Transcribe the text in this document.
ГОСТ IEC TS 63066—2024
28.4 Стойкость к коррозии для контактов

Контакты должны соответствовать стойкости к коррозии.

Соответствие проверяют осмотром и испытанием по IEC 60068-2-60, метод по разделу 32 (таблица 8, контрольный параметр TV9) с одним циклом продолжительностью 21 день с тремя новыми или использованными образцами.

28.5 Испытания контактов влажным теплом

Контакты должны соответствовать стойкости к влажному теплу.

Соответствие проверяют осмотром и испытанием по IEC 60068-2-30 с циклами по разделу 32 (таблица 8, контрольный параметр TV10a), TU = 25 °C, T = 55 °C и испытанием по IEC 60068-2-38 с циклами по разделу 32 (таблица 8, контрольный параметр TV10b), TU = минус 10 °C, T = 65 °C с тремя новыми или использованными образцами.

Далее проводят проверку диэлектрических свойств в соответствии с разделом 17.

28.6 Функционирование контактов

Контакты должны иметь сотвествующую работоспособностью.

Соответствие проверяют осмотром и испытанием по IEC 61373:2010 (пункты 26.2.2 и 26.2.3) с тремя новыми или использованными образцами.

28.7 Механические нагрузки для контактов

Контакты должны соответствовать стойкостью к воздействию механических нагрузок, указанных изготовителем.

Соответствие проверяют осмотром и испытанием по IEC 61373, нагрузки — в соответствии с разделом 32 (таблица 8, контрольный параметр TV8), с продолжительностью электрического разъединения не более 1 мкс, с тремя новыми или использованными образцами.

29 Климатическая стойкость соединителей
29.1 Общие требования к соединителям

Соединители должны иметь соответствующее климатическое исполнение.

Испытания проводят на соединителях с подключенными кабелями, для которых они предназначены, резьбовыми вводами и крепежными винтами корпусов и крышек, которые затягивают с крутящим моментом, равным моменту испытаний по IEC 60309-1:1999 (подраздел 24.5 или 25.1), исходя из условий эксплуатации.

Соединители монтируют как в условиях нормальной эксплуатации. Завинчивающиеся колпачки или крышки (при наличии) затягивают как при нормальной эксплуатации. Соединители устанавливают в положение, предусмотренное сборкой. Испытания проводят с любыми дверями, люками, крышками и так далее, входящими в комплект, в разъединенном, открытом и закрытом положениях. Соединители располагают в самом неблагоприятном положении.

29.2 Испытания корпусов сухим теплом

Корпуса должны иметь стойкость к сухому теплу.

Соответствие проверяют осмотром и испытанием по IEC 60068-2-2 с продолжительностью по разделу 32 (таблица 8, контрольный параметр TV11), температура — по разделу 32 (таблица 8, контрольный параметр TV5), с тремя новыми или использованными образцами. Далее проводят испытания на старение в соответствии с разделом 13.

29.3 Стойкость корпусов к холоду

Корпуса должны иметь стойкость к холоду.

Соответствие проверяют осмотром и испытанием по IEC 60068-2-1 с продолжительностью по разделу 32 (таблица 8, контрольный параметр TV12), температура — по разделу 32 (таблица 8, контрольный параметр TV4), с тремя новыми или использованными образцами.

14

==

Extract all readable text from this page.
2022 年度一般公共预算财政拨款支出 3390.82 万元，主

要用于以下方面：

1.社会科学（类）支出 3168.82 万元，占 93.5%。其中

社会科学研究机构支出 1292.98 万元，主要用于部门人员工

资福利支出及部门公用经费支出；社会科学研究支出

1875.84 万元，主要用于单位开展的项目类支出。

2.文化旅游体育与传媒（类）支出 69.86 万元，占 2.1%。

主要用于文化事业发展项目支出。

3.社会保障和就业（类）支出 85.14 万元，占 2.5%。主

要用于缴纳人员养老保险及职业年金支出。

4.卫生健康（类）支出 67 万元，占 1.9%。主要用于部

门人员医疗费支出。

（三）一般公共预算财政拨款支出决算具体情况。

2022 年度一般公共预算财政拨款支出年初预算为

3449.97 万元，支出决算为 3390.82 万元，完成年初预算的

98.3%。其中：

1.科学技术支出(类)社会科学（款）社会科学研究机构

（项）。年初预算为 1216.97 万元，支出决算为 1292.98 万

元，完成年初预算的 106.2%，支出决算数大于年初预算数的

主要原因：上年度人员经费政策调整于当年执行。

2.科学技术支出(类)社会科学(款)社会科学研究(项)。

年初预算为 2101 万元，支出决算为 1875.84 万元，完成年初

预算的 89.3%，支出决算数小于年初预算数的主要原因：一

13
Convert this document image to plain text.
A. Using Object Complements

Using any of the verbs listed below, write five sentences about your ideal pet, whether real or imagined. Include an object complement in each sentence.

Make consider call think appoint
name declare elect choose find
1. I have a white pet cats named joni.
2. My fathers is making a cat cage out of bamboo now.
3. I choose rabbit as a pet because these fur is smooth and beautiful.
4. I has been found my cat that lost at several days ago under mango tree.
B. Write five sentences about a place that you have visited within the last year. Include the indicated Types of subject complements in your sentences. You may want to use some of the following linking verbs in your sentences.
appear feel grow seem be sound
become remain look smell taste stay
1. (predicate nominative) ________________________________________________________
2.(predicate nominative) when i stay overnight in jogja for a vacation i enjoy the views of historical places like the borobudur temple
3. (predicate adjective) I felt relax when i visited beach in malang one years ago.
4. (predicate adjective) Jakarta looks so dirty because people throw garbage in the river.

...

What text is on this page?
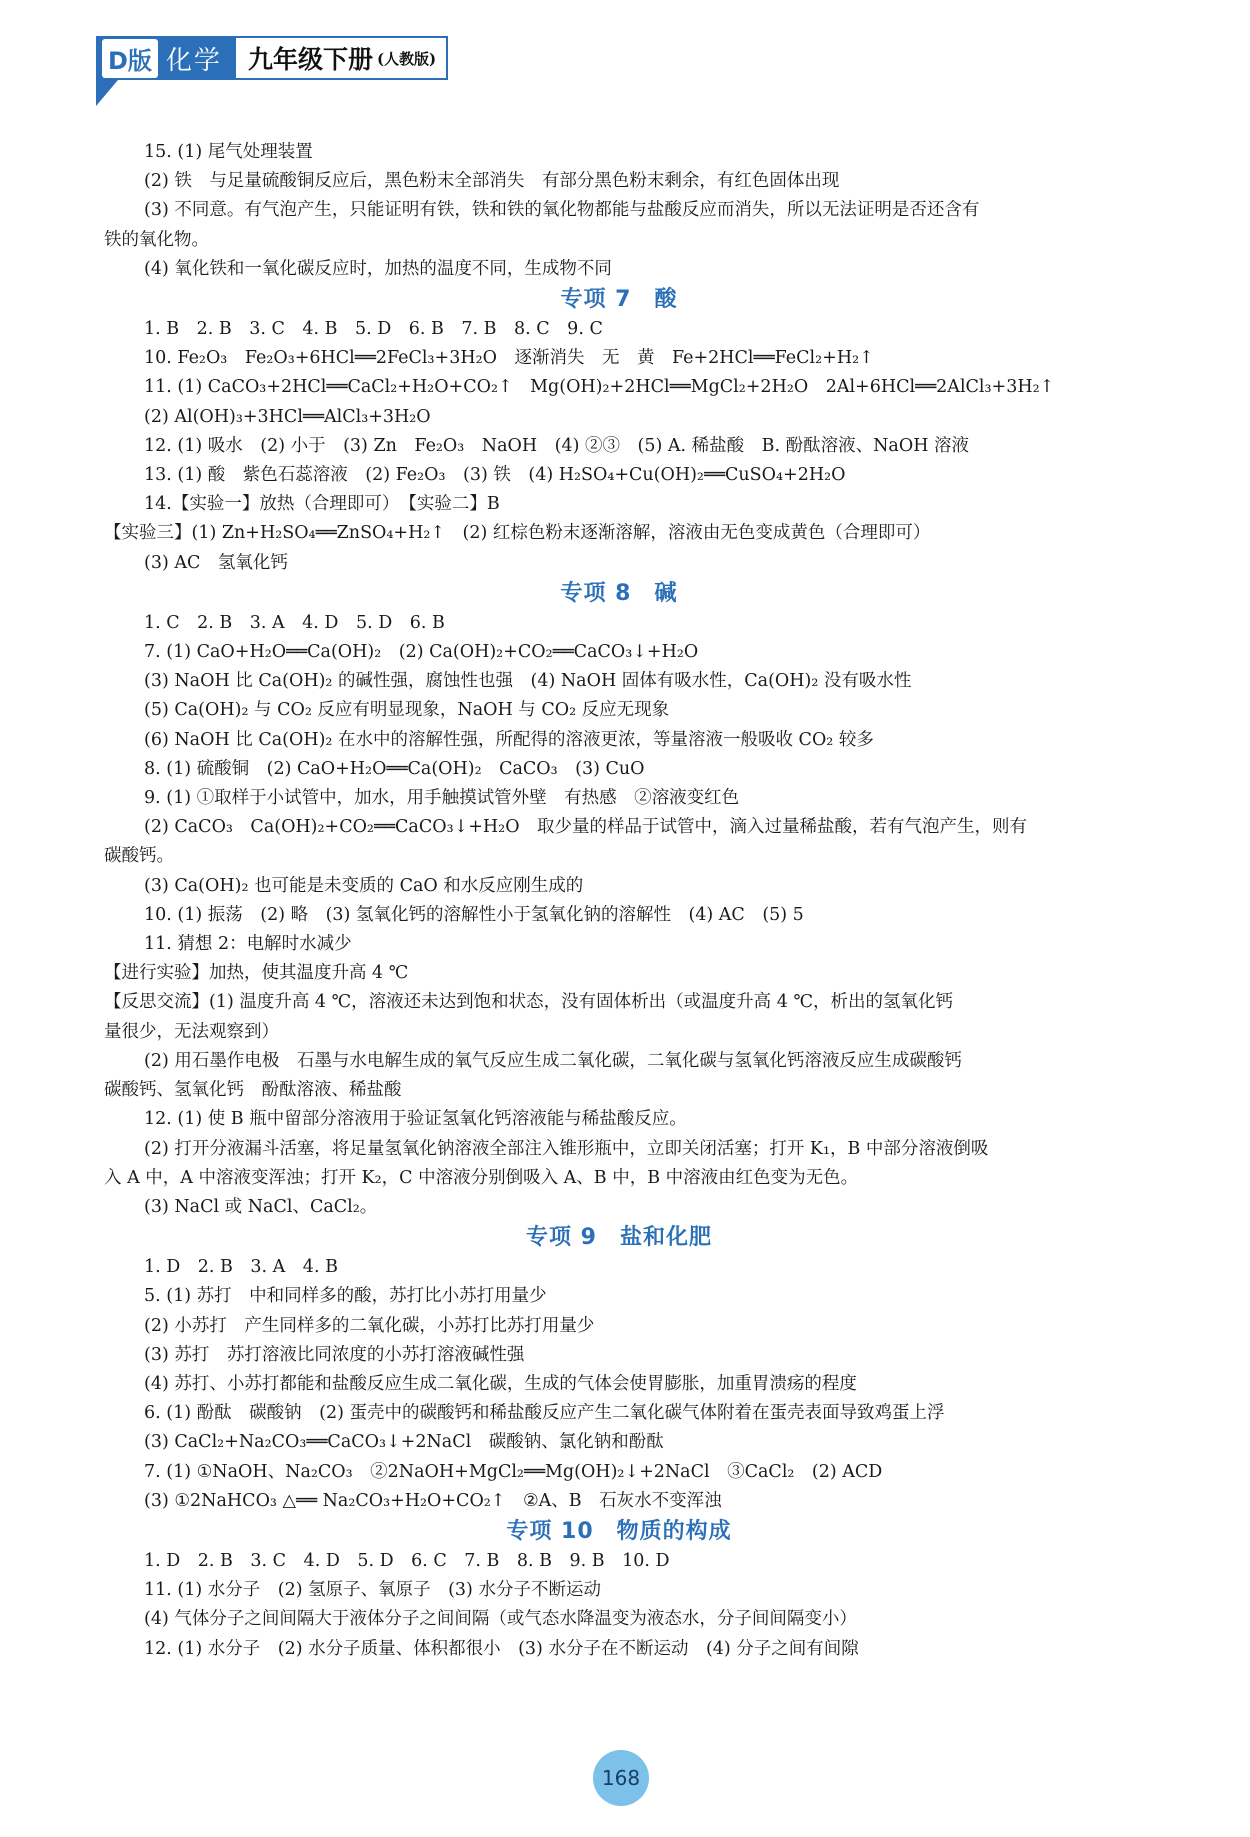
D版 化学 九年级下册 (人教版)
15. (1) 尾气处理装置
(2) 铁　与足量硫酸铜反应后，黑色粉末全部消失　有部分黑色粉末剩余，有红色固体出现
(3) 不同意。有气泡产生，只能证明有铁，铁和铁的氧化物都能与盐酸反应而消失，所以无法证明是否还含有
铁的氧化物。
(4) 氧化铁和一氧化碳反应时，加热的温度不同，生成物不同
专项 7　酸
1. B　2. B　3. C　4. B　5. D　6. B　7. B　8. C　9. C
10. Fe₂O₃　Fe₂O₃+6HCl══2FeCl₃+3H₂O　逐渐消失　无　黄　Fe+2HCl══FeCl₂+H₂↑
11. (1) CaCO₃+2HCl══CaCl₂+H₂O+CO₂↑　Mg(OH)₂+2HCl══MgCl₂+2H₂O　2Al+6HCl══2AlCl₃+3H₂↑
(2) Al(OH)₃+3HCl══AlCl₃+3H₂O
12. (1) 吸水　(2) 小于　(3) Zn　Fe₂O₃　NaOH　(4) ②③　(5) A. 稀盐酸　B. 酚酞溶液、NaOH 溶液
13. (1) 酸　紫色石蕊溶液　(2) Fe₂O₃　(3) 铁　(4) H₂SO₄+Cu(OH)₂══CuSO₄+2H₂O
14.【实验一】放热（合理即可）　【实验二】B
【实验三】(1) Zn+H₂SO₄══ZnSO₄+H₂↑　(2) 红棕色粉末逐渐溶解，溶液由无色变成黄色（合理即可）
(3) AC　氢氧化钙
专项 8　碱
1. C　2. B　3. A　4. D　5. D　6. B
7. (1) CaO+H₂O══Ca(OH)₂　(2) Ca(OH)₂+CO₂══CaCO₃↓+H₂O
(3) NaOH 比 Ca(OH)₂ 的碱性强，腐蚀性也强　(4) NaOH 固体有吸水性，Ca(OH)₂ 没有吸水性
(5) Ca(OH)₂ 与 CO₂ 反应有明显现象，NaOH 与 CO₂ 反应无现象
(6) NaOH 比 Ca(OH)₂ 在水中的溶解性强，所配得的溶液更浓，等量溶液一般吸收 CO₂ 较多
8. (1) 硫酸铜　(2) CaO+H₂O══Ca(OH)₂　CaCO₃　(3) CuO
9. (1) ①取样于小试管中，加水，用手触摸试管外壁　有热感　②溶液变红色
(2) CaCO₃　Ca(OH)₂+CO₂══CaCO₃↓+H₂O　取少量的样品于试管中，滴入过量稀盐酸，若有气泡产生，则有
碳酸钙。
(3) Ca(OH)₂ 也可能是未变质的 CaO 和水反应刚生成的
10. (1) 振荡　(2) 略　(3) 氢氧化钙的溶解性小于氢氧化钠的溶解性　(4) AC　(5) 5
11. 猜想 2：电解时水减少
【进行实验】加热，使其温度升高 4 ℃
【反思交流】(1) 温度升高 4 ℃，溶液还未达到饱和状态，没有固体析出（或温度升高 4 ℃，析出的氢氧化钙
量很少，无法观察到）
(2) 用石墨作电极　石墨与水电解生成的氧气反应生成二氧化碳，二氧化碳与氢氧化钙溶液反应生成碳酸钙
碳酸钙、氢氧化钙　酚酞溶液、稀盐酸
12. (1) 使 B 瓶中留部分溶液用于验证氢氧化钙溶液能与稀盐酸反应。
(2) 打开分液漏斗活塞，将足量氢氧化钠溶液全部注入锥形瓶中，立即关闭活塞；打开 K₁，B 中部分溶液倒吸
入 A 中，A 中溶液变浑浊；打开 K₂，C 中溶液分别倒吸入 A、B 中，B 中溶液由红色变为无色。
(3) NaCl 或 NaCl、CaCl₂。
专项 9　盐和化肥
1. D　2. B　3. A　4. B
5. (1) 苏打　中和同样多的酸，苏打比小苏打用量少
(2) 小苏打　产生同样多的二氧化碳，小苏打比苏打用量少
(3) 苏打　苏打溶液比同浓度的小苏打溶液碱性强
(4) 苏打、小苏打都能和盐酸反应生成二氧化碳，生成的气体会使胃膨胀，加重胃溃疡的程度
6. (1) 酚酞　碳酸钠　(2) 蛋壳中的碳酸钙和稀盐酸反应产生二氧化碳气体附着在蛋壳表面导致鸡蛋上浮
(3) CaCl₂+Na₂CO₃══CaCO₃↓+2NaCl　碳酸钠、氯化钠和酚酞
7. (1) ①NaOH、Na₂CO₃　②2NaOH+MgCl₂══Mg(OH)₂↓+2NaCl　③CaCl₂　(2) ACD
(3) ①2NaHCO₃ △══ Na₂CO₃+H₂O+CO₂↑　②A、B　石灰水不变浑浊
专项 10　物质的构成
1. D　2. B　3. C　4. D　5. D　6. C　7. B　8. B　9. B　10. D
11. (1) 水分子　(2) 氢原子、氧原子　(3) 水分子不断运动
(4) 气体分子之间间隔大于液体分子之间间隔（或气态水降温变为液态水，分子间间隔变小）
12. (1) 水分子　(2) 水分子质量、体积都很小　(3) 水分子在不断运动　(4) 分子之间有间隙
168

-- PROMPT --
From the data above, gather every line that includes the word "Контакты".

-- CORRECT RESULT --
Контакты должны соответствовать стойкости к коррозии.
Контакты должны соответствовать стойкости к влажному теплу.
Контакты должны иметь сотвествующую работоспособностью.
Контакты должны соответствовать стойкостью к воздействию механических нагрузок, указанных изготовителем.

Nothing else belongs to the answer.